◆ Task directions ◆
Leave out the pictures and copy the remaining records exactly.

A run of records
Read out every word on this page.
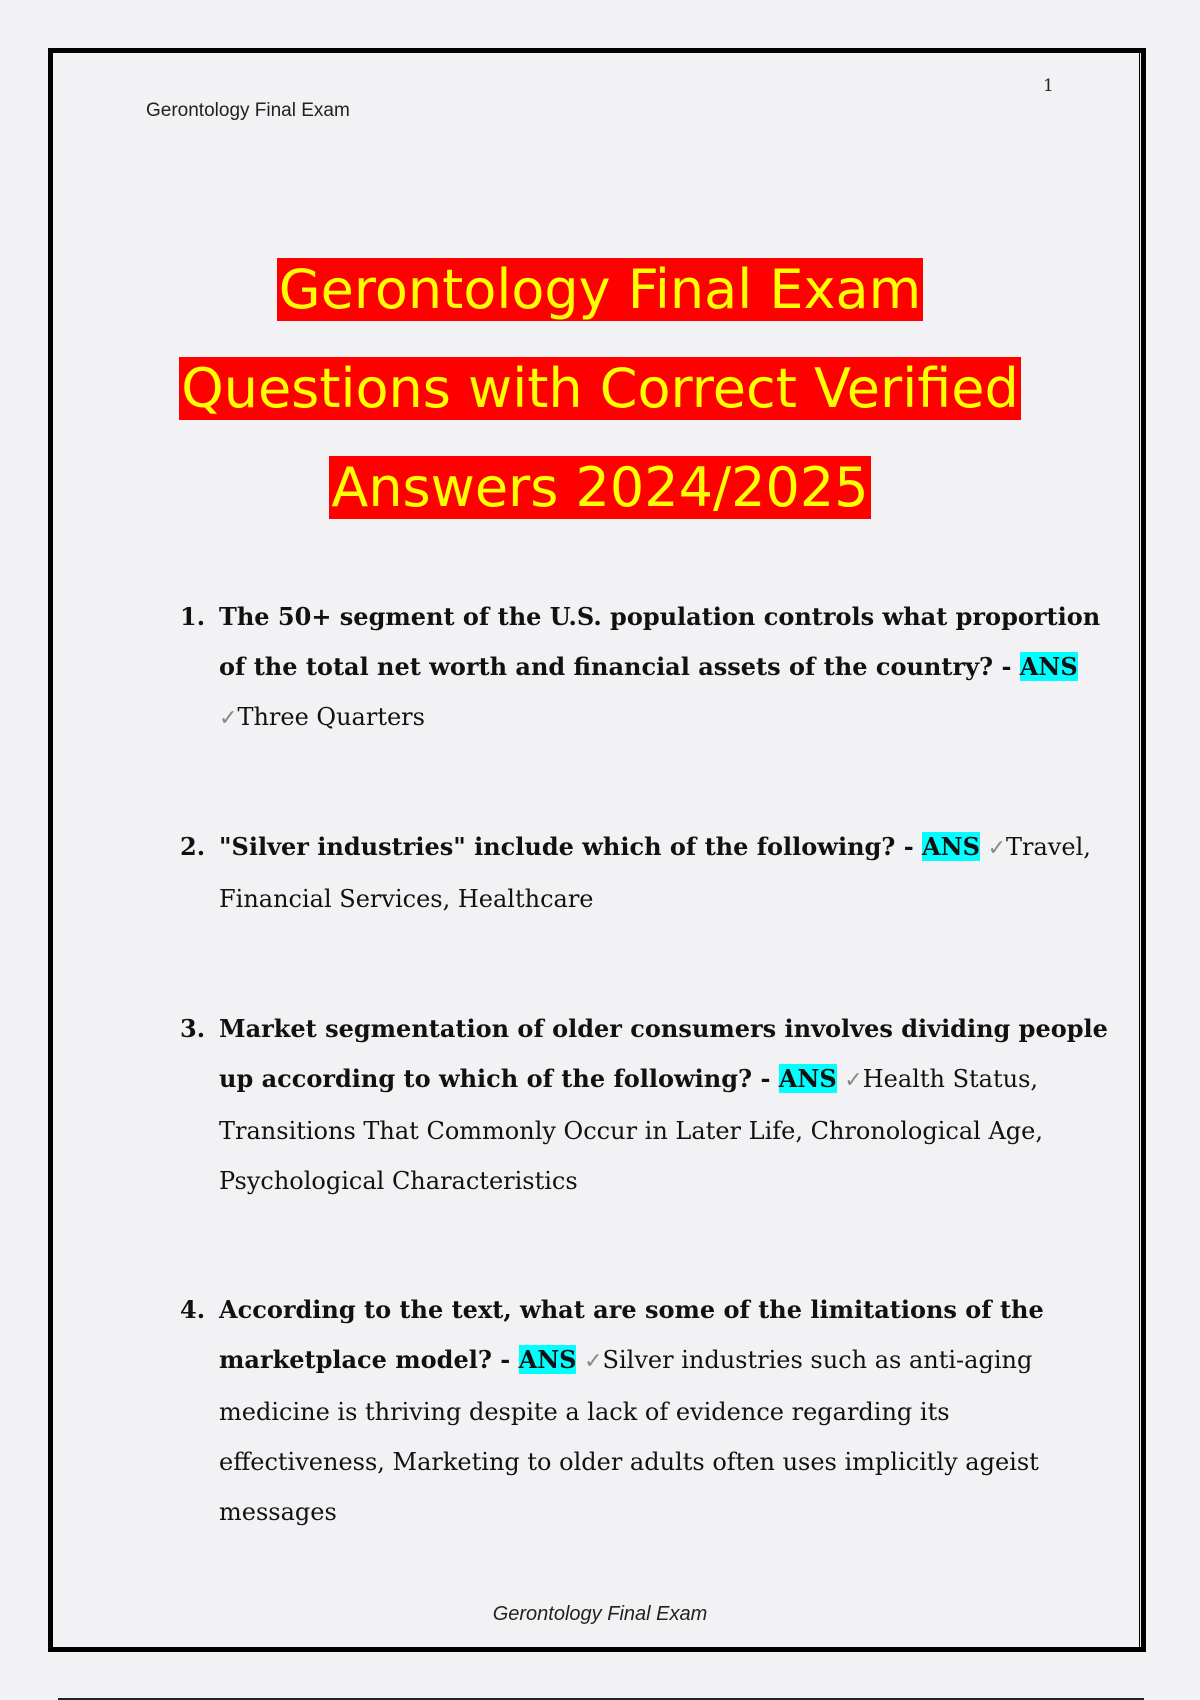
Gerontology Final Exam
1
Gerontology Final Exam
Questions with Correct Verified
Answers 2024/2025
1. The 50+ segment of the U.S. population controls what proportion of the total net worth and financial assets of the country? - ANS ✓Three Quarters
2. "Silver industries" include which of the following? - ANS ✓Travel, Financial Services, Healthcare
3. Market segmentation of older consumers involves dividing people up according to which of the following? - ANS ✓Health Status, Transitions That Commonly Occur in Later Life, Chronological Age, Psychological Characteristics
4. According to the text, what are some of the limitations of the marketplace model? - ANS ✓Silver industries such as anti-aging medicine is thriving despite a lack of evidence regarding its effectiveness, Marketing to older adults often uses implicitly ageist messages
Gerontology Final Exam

◆ Written answer ◆
Read out every word on this page.
Gerontology Final Exam
1
Gerontology Final Exam
Questions with Correct Verified
Answers 2024/2025
1. The 50+ segment of the U.S. population controls what proportion of the total net worth and financial assets of the country? - ANS ✓Three Quarters
2. "Silver industries" include which of the following? - ANS ✓Travel, Financial Services, Healthcare
3. Market segmentation of older consumers involves dividing people up according to which of the following? - ANS ✓Health Status, Transitions That Commonly Occur in Later Life, Chronological Age, Psychological Characteristics
4. According to the text, what are some of the limitations of the marketplace model? - ANS ✓Silver industries such as anti-aging medicine is thriving despite a lack of evidence regarding its effectiveness, Marketing to older adults often uses implicitly ageist messages
Gerontology Final Exam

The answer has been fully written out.